**Exercise requirements**
Exclude the pictures and reproduce the remaining data exactly as written.

**Records from a data source**

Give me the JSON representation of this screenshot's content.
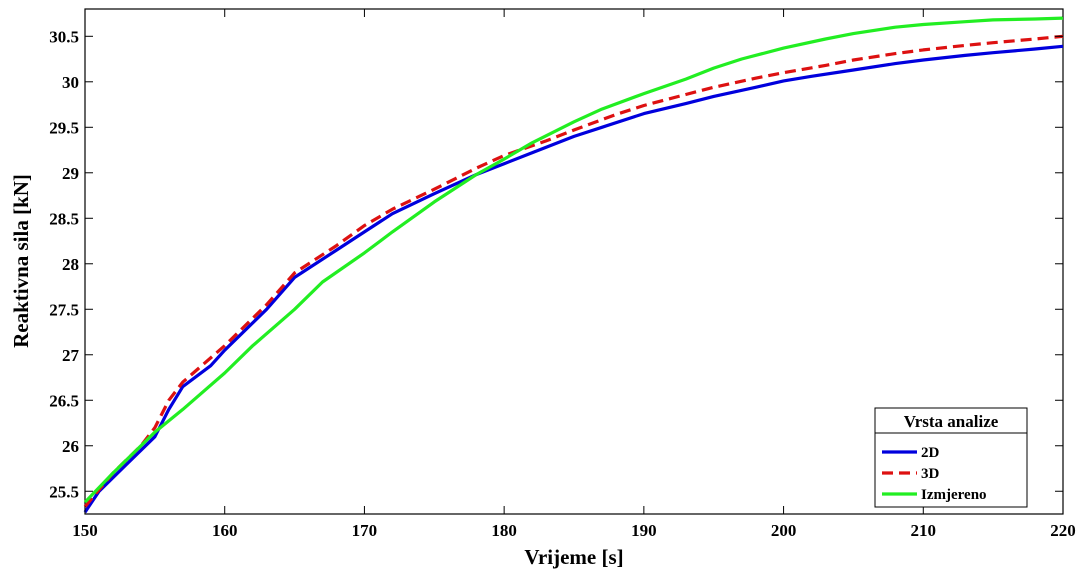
{
  "chart_data": {
    "type": "line",
    "xlabel": "Vrijeme [s]",
    "ylabel": "Reaktivna sila [kN]",
    "xlim": [
      150,
      220
    ],
    "ylim": [
      25.25,
      30.8
    ],
    "xticks": [
      150,
      160,
      170,
      180,
      190,
      200,
      210,
      220
    ],
    "yticks": [
      25.5,
      26,
      26.5,
      27,
      27.5,
      28,
      28.5,
      29,
      29.5,
      30,
      30.5
    ],
    "ytick_labels": [
      "25.5",
      "26",
      "26.5",
      "27",
      "27.5",
      "28",
      "28.5",
      "29",
      "29.5",
      "30",
      "30.5"
    ],
    "grid": false,
    "legend": {
      "title": "Vrsta analize",
      "position": "bottom-right"
    },
    "series": [
      {
        "name": "2D",
        "color": "#0000dd",
        "dash": "solid",
        "x": [
          150,
          151,
          153,
          155,
          156,
          157,
          159,
          160,
          163,
          165,
          168,
          170,
          172,
          175,
          178,
          180,
          182,
          185,
          187,
          190,
          193,
          195,
          198,
          200,
          202,
          205,
          208,
          210,
          213,
          215,
          218,
          220
        ],
        "y": [
          25.27,
          25.5,
          25.8,
          26.1,
          26.4,
          26.65,
          26.88,
          27.05,
          27.5,
          27.85,
          28.15,
          28.35,
          28.55,
          28.77,
          28.98,
          29.1,
          29.22,
          29.4,
          29.5,
          29.65,
          29.76,
          29.84,
          29.94,
          30.01,
          30.06,
          30.13,
          30.2,
          30.24,
          30.29,
          30.32,
          30.36,
          30.39
        ]
      },
      {
        "name": "3D",
        "color": "#dd1111",
        "dash": "dashed",
        "x": [
          150,
          152,
          154,
          155,
          156,
          157,
          160,
          163,
          165,
          168,
          170,
          172,
          175,
          178,
          180,
          183,
          185,
          188,
          190,
          193,
          195,
          198,
          200,
          203,
          205,
          208,
          210,
          213,
          215,
          218,
          220
        ],
        "y": [
          25.33,
          25.7,
          26.0,
          26.2,
          26.5,
          26.7,
          27.1,
          27.55,
          27.9,
          28.2,
          28.42,
          28.6,
          28.82,
          29.05,
          29.19,
          29.35,
          29.47,
          29.64,
          29.74,
          29.86,
          29.94,
          30.04,
          30.1,
          30.18,
          30.24,
          30.31,
          30.35,
          30.4,
          30.43,
          30.47,
          30.5
        ]
      },
      {
        "name": "Izmjereno",
        "color": "#22ee22",
        "dash": "solid",
        "x": [
          150,
          152,
          155,
          157,
          160,
          162,
          165,
          167,
          170,
          172,
          175,
          178,
          180,
          182,
          185,
          187,
          190,
          193,
          195,
          197,
          200,
          203,
          205,
          208,
          210,
          213,
          215,
          218,
          220
        ],
        "y": [
          25.38,
          25.7,
          26.15,
          26.4,
          26.8,
          27.1,
          27.5,
          27.8,
          28.12,
          28.35,
          28.68,
          28.98,
          29.15,
          29.33,
          29.56,
          29.7,
          29.87,
          30.03,
          30.15,
          30.25,
          30.37,
          30.47,
          30.53,
          30.6,
          30.63,
          30.66,
          30.68,
          30.69,
          30.7
        ]
      }
    ]
  }
}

**Response for this exercise**
Give me the JSON representation of this screenshot's content.
{
  "chart_data": {
    "type": "line",
    "xlabel": "Vrijeme [s]",
    "ylabel": "Reaktivna sila [kN]",
    "xlim": [
      150,
      220
    ],
    "ylim": [
      25.25,
      30.8
    ],
    "xticks": [
      150,
      160,
      170,
      180,
      190,
      200,
      210,
      220
    ],
    "yticks": [
      25.5,
      26,
      26.5,
      27,
      27.5,
      28,
      28.5,
      29,
      29.5,
      30,
      30.5
    ],
    "ytick_labels": [
      "25.5",
      "26",
      "26.5",
      "27",
      "27.5",
      "28",
      "28.5",
      "29",
      "29.5",
      "30",
      "30.5"
    ],
    "grid": false,
    "legend": {
      "title": "Vrsta analize",
      "position": "bottom-right"
    },
    "series": [
      {
        "name": "2D",
        "color": "#0000dd",
        "dash": "solid",
        "x": [
          150,
          151,
          153,
          155,
          156,
          157,
          159,
          160,
          163,
          165,
          168,
          170,
          172,
          175,
          178,
          180,
          182,
          185,
          187,
          190,
          193,
          195,
          198,
          200,
          202,
          205,
          208,
          210,
          213,
          215,
          218,
          220
        ],
        "y": [
          25.27,
          25.5,
          25.8,
          26.1,
          26.4,
          26.65,
          26.88,
          27.05,
          27.5,
          27.85,
          28.15,
          28.35,
          28.55,
          28.77,
          28.98,
          29.1,
          29.22,
          29.4,
          29.5,
          29.65,
          29.76,
          29.84,
          29.94,
          30.01,
          30.06,
          30.13,
          30.2,
          30.24,
          30.29,
          30.32,
          30.36,
          30.39
        ]
      },
      {
        "name": "3D",
        "color": "#dd1111",
        "dash": "dashed",
        "x": [
          150,
          152,
          154,
          155,
          156,
          157,
          160,
          163,
          165,
          168,
          170,
          172,
          175,
          178,
          180,
          183,
          185,
          188,
          190,
          193,
          195,
          198,
          200,
          203,
          205,
          208,
          210,
          213,
          215,
          218,
          220
        ],
        "y": [
          25.33,
          25.7,
          26.0,
          26.2,
          26.5,
          26.7,
          27.1,
          27.55,
          27.9,
          28.2,
          28.42,
          28.6,
          28.82,
          29.05,
          29.19,
          29.35,
          29.47,
          29.64,
          29.74,
          29.86,
          29.94,
          30.04,
          30.1,
          30.18,
          30.24,
          30.31,
          30.35,
          30.4,
          30.43,
          30.47,
          30.5
        ]
      },
      {
        "name": "Izmjereno",
        "color": "#22ee22",
        "dash": "solid",
        "x": [
          150,
          152,
          155,
          157,
          160,
          162,
          165,
          167,
          170,
          172,
          175,
          178,
          180,
          182,
          185,
          187,
          190,
          193,
          195,
          197,
          200,
          203,
          205,
          208,
          210,
          213,
          215,
          218,
          220
        ],
        "y": [
          25.38,
          25.7,
          26.15,
          26.4,
          26.8,
          27.1,
          27.5,
          27.8,
          28.12,
          28.35,
          28.68,
          28.98,
          29.15,
          29.33,
          29.56,
          29.7,
          29.87,
          30.03,
          30.15,
          30.25,
          30.37,
          30.47,
          30.53,
          30.6,
          30.63,
          30.66,
          30.68,
          30.69,
          30.7
        ]
      }
    ]
  }
}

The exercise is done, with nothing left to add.